___ Page excerpt

Mark Cross - Video

Mark Cross has the ability to transform a garbage dump or a junkyard into a mystical scenario, with a rare beauty and poetry that is deeply unique. His compositions are loaded with movement and balance, everything adds to turn that sensation into something more evident, from the placement of the figures to the patterns that constitute themselves, and with mastery, he combines positive and negative spaces, fostering a complementary and harmonic dynamic.

The works conceived by Cross detain an unusual level of detail and minutiae, as he seems to be able to paint every single grain of sand with mastery and patience. Furthermore, on a surface that would be relatively uniform, Cross is able to nurture it with an extremely varied and chromatic coloration; using a multitude of waves and zig-zags, he creates a dynamic movement which forms new abstract shapes of great aesthetic and pictorial value. Extremely rich compositions are then born, under an intricate pattern made of textures and colours.

The use of space, deployed in contrast to the figure, reduces the latter’s importance by relying on vastness, or ends up projecting its feelings to infinity. The lines of force and the action are both effectively projected.

Cross approaches themes with a profound meaning, he does it naturally, implicitly, where different concepts float with great naturalness. There are some themes which he revisits again and again: environmental concerns , the relationship of the individual with his surroundings, the desire for freedom and the feminine beauty and purity. Cross’s work is an extensive tribute to life, in all of its forms, through which he does not only shed light on his concerns, but also on human relations, the warm and the will to live.

By Pedro Boaventura • Excerpt from Masters of Painting - Volume 1

Born in New Zealand in 1955, Mark Cross started producing art during his childhood. After studying as an engineer, at the age of 23 he moved with his young family to his wife's village, Liku, on the island of Niue and it was during these early years that a strong philosophic and stylistic foundation was established for his career as an artist. Due to this continued isolation, Cross has worked on the 'periphery', of the traditional art industry.

______

Given problem. Turn the paragraph starting "Born in New Zealand in 1955" on the Mark Cross page into a short bulleted list of its main facts. The material that comes next has no connection to the page about Mark Cross.

___ Material

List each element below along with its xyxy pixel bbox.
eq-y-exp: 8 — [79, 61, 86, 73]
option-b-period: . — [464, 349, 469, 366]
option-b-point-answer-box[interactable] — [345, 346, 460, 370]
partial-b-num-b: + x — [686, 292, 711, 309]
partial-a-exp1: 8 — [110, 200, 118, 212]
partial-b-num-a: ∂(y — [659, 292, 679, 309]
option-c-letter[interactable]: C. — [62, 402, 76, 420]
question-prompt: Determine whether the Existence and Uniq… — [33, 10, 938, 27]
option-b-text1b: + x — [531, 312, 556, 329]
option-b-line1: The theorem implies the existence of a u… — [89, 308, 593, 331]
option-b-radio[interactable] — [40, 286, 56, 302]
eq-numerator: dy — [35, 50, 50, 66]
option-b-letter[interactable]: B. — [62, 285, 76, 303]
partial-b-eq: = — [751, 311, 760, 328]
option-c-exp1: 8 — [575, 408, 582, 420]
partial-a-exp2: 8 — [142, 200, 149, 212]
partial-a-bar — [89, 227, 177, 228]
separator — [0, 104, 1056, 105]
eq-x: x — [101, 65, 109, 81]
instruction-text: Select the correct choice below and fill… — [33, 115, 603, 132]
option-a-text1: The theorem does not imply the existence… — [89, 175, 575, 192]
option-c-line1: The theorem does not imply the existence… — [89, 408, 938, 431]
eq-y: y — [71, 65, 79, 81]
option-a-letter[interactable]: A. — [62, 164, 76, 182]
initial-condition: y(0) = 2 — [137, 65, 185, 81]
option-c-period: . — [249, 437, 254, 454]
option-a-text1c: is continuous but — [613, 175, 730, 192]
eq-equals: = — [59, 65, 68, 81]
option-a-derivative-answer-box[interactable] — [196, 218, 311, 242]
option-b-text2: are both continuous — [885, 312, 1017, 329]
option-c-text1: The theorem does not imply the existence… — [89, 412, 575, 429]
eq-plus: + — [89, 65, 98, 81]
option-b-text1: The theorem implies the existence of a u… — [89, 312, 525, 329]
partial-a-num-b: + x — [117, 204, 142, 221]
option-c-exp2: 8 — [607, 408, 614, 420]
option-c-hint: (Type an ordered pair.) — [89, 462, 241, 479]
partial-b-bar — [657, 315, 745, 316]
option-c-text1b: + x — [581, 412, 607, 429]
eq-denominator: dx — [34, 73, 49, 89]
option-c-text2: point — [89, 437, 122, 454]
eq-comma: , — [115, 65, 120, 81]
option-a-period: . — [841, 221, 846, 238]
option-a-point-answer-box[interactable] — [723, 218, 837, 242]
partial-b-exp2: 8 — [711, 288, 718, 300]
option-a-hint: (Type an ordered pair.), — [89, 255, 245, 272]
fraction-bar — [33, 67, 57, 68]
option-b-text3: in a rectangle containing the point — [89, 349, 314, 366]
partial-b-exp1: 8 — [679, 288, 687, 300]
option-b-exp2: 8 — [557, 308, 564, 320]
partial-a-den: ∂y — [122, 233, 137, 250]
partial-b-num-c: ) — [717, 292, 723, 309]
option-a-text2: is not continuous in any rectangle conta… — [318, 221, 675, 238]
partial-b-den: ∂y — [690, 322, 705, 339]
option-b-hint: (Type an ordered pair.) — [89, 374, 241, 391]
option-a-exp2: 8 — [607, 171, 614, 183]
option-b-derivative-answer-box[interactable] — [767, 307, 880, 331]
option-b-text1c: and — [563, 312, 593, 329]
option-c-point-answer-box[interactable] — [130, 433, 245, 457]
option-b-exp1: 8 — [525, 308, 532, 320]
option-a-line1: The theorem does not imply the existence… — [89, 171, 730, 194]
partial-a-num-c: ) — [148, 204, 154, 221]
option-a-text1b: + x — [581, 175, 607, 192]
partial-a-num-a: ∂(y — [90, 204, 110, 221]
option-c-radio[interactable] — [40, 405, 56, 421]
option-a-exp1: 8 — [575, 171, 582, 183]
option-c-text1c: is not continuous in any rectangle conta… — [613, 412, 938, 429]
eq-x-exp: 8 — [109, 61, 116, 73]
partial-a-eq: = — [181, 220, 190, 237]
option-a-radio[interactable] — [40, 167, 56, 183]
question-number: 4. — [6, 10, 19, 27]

______

Result.
- Born in New Zealand in 1955
- Began making art as a child
- Studied as an engineer
- At 23, moved with his young family to his wife's village, Liku, on the island of Niue
- His early years there set a strong philosophic and stylistic foundation for his art career
- Because of this continued isolation, he has worked on the "periphery" of the traditional art industry